Your instructions: Print each line exactly as it is given.
===== Data to process =====
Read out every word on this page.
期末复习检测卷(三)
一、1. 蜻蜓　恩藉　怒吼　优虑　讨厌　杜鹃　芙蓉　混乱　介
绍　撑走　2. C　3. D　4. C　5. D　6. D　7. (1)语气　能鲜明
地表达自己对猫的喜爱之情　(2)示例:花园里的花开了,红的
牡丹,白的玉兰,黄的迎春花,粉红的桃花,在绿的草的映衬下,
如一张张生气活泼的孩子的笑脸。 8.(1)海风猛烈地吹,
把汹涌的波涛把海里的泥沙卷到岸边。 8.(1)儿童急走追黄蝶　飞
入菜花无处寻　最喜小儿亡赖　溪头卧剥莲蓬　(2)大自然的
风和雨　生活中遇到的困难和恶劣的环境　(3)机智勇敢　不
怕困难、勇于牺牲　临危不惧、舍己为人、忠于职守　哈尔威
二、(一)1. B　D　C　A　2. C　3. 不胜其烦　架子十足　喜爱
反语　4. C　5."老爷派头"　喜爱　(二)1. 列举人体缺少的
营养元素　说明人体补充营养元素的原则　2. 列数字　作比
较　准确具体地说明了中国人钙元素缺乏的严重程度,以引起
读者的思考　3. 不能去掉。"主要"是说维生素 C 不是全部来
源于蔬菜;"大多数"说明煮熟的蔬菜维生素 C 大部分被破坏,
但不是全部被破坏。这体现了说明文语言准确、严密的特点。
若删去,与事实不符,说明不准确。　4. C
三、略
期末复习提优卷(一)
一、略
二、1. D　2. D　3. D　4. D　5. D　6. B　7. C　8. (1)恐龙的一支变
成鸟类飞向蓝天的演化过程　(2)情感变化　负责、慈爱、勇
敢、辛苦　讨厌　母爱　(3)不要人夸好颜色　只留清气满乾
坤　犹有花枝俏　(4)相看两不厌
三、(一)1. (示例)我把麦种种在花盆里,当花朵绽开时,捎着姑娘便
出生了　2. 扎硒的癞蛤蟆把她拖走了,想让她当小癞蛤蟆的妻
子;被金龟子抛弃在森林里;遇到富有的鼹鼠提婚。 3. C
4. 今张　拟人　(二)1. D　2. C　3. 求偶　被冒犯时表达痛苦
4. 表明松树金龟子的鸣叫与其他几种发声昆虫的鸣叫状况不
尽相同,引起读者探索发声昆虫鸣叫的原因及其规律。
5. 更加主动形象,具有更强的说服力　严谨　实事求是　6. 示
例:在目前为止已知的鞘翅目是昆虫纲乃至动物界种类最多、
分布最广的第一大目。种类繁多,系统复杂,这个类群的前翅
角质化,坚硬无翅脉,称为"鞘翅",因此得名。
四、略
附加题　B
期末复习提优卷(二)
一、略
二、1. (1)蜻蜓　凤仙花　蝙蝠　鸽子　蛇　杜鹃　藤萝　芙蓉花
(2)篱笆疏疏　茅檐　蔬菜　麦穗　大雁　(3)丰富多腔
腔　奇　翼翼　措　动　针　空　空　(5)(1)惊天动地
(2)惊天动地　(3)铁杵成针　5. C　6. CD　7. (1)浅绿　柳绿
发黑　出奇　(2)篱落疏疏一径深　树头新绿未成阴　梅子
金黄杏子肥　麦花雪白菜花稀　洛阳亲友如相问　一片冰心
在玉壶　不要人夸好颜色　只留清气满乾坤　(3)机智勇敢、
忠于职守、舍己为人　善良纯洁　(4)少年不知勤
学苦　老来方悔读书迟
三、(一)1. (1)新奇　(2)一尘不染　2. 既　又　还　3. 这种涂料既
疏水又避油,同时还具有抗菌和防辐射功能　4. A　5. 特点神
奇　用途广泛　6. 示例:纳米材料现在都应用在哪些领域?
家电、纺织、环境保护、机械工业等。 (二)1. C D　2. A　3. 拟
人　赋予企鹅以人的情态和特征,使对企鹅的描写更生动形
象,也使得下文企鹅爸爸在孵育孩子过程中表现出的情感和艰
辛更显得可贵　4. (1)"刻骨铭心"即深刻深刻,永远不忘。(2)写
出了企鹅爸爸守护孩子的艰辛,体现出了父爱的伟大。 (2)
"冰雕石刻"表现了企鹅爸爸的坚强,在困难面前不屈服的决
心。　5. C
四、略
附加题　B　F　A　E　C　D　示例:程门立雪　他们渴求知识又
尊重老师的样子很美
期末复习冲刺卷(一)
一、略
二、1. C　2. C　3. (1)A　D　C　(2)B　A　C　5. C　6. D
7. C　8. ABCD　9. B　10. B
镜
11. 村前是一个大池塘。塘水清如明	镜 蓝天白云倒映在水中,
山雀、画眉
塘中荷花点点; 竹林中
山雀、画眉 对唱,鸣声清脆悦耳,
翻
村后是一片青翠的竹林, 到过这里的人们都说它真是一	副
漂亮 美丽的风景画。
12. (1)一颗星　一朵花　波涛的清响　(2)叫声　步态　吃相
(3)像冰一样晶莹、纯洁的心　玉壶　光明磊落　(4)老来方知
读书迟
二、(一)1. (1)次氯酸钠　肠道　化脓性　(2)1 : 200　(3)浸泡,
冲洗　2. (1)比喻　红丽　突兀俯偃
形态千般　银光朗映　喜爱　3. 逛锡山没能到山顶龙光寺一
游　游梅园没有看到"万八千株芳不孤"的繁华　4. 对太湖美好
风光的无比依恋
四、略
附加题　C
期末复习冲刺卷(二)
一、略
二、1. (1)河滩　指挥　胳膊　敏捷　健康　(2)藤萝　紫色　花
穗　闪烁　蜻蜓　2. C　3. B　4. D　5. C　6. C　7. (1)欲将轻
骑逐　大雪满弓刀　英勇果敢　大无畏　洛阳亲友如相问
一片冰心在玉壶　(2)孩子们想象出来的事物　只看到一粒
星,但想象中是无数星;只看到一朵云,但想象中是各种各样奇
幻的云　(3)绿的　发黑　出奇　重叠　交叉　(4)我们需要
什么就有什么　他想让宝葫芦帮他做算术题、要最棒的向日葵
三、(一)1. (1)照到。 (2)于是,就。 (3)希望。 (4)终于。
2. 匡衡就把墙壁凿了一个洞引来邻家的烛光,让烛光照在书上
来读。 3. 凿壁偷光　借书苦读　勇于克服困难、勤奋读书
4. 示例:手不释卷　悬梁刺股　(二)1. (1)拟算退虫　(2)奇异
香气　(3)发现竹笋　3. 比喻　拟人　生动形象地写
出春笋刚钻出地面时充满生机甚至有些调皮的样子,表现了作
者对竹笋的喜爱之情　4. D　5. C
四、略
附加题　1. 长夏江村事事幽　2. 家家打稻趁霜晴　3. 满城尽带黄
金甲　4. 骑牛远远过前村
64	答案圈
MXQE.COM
=====
Result for this task:
Read out every word on this page.
期末复习检测卷(三)
一、1. 蜻蜓　恩藉　怒吼　优虑　讨厌　杜鹃　芙蓉　混乱　介
绍　撑走　2. C　3. D　4. C　5. D　6. D　7. (1)语气　能鲜明
地表达自己对猫的喜爱之情　(2)示例:花园里的花开了,红的
牡丹,白的玉兰,黄的迎春花,粉红的桃花,在绿的草的映衬下,
如一张张生气活泼的孩子的笑脸。 8.(1)海风猛烈地吹,
把汹涌的波涛把海里的泥沙卷到岸边。 8.(1)儿童急走追黄蝶　飞
入菜花无处寻　最喜小儿亡赖　溪头卧剥莲蓬　(2)大自然的
风和雨　生活中遇到的困难和恶劣的环境　(3)机智勇敢　不
怕困难、勇于牺牲　临危不惧、舍己为人、忠于职守　哈尔威
二、(一)1. B　D　C　A　2. C　3. 不胜其烦　架子十足　喜爱
反语　4. C　5."老爷派头"　喜爱　(二)1. 列举人体缺少的
营养元素　说明人体补充营养元素的原则　2. 列数字　作比
较　准确具体地说明了中国人钙元素缺乏的严重程度,以引起
读者的思考　3. 不能去掉。"主要"是说维生素 C 不是全部来
源于蔬菜;"大多数"说明煮熟的蔬菜维生素 C 大部分被破坏,
但不是全部被破坏。这体现了说明文语言准确、严密的特点。
若删去,与事实不符,说明不准确。　4. C
三、略
期末复习提优卷(一)
一、略
二、1. D　2. D　3. D　4. D　5. D　6. B　7. C　8. (1)恐龙的一支变
成鸟类飞向蓝天的演化过程　(2)情感变化　负责、慈爱、勇
敢、辛苦　讨厌　母爱　(3)不要人夸好颜色　只留清气满乾
坤　犹有花枝俏　(4)相看两不厌
三、(一)1. (示例)我把麦种种在花盆里,当花朵绽开时,捎着姑娘便
出生了　2. 扎硒的癞蛤蟆把她拖走了,想让她当小癞蛤蟆的妻
子;被金龟子抛弃在森林里;遇到富有的鼹鼠提婚。 3. C
4. 今张　拟人　(二)1. D　2. C　3. 求偶　被冒犯时表达痛苦
4. 表明松树金龟子的鸣叫与其他几种发声昆虫的鸣叫状况不
尽相同,引起读者探索发声昆虫鸣叫的原因及其规律。
5. 更加主动形象,具有更强的说服力　严谨　实事求是　6. 示
例:在目前为止已知的鞘翅目是昆虫纲乃至动物界种类最多、
分布最广的第一大目。种类繁多,系统复杂,这个类群的前翅
角质化,坚硬无翅脉,称为"鞘翅",因此得名。
四、略
附加题　B
期末复习提优卷(二)
一、略
二、1. (1)蜻蜓　凤仙花　蝙蝠　鸽子　蛇　杜鹃　藤萝　芙蓉花
(2)篱笆疏疏　茅檐　蔬菜　麦穗　大雁　(3)丰富多腔
腔　奇　翼翼　措　动　针　空　空　(5)(1)惊天动地
(2)惊天动地　(3)铁杵成针　5. C　6. CD　7. (1)浅绿　柳绿
发黑　出奇　(2)篱落疏疏一径深　树头新绿未成阴　梅子
金黄杏子肥　麦花雪白菜花稀　洛阳亲友如相问　一片冰心
在玉壶　不要人夸好颜色　只留清气满乾坤　(3)机智勇敢、
忠于职守、舍己为人　善良纯洁　(4)少年不知勤
学苦　老来方悔读书迟
三、(一)1. (1)新奇　(2)一尘不染　2. 既　又　还　3. 这种涂料既
疏水又避油,同时还具有抗菌和防辐射功能　4. A　5. 特点神
奇　用途广泛　6. 示例:纳米材料现在都应用在哪些领域?
家电、纺织、环境保护、机械工业等。 (二)1. C D　2. A　3. 拟
人　赋予企鹅以人的情态和特征,使对企鹅的描写更生动形
象,也使得下文企鹅爸爸在孵育孩子过程中表现出的情感和艰
辛更显得可贵　4. (1)"刻骨铭心"即深刻深刻,永远不忘。(2)写
出了企鹅爸爸守护孩子的艰辛,体现出了父爱的伟大。 (2)
"冰雕石刻"表现了企鹅爸爸的坚强,在困难面前不屈服的决
心。　5. C
四、略
附加题　B　F　A　E　C　D　示例:程门立雪　他们渴求知识又
尊重老师的样子很美
期末复习冲刺卷(一)
一、略
二、1. C　2. C　3. (1)A　D　C　(2)B　A　C　5. C　6. D
7. C　8. ABCD　9. B　10. B
镜
11. 村前是一个大池塘。塘水清如明	镜 蓝天白云倒映在水中,
山雀、画眉
塘中荷花点点; 竹林中
山雀、画眉 对唱,鸣声清脆悦耳,
翻
村后是一片青翠的竹林, 到过这里的人们都说它真是一	副
漂亮 美丽的风景画。
12. (1)一颗星　一朵花　波涛的清响　(2)叫声　步态　吃相
(3)像冰一样晶莹、纯洁的心　玉壶　光明磊落　(4)老来方知
读书迟
二、(一)1. (1)次氯酸钠　肠道　化脓性　(2)1 : 200　(3)浸泡,
冲洗　2. (1)比喻　红丽　突兀俯偃
形态千般　银光朗映　喜爱　3. 逛锡山没能到山顶龙光寺一
游　游梅园没有看到"万八千株芳不孤"的繁华　4. 对太湖美好
风光的无比依恋
四、略
附加题　C
期末复习冲刺卷(二)
一、略
二、1. (1)河滩　指挥　胳膊　敏捷　健康　(2)藤萝　紫色　花
穗　闪烁　蜻蜓　2. C　3. B　4. D　5. C　6. C　7. (1)欲将轻
骑逐　大雪满弓刀　英勇果敢　大无畏　洛阳亲友如相问
一片冰心在玉壶　(2)孩子们想象出来的事物　只看到一粒
星,但想象中是无数星;只看到一朵云,但想象中是各种各样奇
幻的云　(3)绿的　发黑　出奇　重叠　交叉　(4)我们需要
什么就有什么　他想让宝葫芦帮他做算术题、要最棒的向日葵
三、(一)1. (1)照到。 (2)于是,就。 (3)希望。 (4)终于。
2. 匡衡就把墙壁凿了一个洞引来邻家的烛光,让烛光照在书上
来读。 3. 凿壁偷光　借书苦读　勇于克服困难、勤奋读书
4. 示例:手不释卷　悬梁刺股　(二)1. (1)拟算退虫　(2)奇异
香气　(3)发现竹笋　3. 比喻　拟人　生动形象地写
出春笋刚钻出地面时充满生机甚至有些调皮的样子,表现了作
者对竹笋的喜爱之情　4. D　5. C
四、略
附加题　1. 长夏江村事事幽　2. 家家打稻趁霜晴　3. 满城尽带黄
金甲　4. 骑牛远远过前村
64	答案圈
MXQE.COM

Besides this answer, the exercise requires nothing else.